*The exercise*: Only a number is wanted. Count the lines holding the string "username".

*Extracted records*:
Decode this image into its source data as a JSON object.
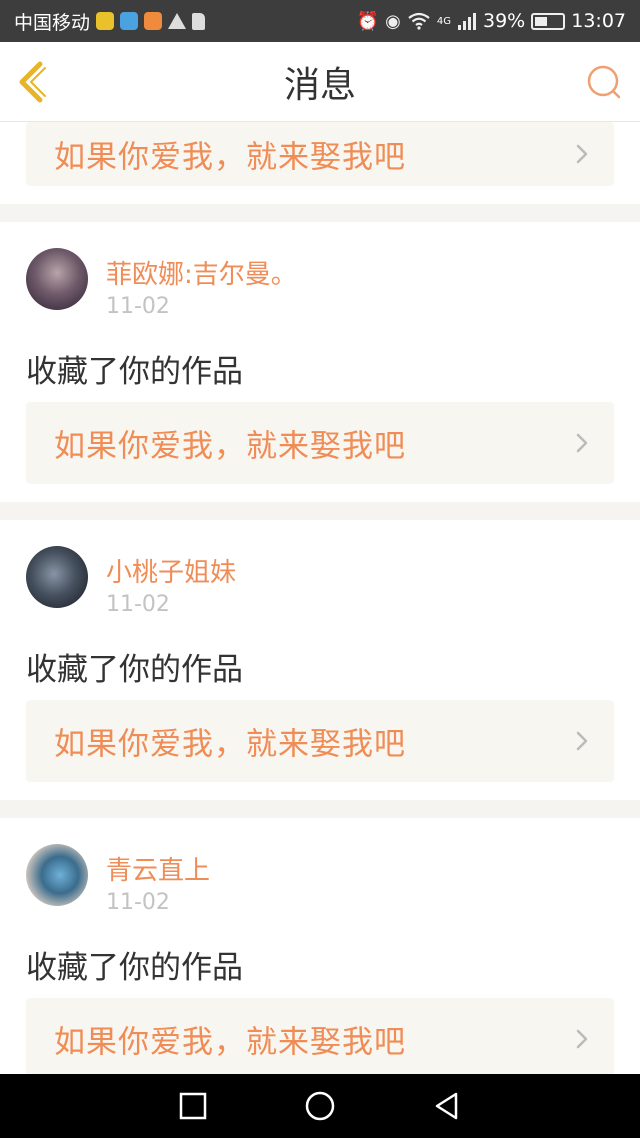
{
  "status_bar": {
    "carrier": "中国移动",
    "signal_label": "4G",
    "battery": "39%",
    "time": "13:07"
  },
  "header": {
    "title": "消息"
  },
  "partial_card": {
    "work_title": "如果你爱我，就来娶我吧"
  },
  "messages": [
    {
      "username": "菲欧娜:吉尔曼。",
      "date": "11-02",
      "action": "收藏了你的作品",
      "work_title": "如果你爱我，就来娶我吧"
    },
    {
      "username": "小桃子姐妹",
      "date": "11-02",
      "action": "收藏了你的作品",
      "work_title": "如果你爱我，就来娶我吧"
    },
    {
      "username": "青云直上",
      "date": "11-02",
      "action": "收藏了你的作品",
      "work_title": "如果你爱我，就来娶我吧"
    }
  ],
  "colors": {
    "accent": "#f08c55",
    "back_icon": "#e6b52a",
    "search_icon": "#f0a070"
  }
}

*Solution for this exercise*: 3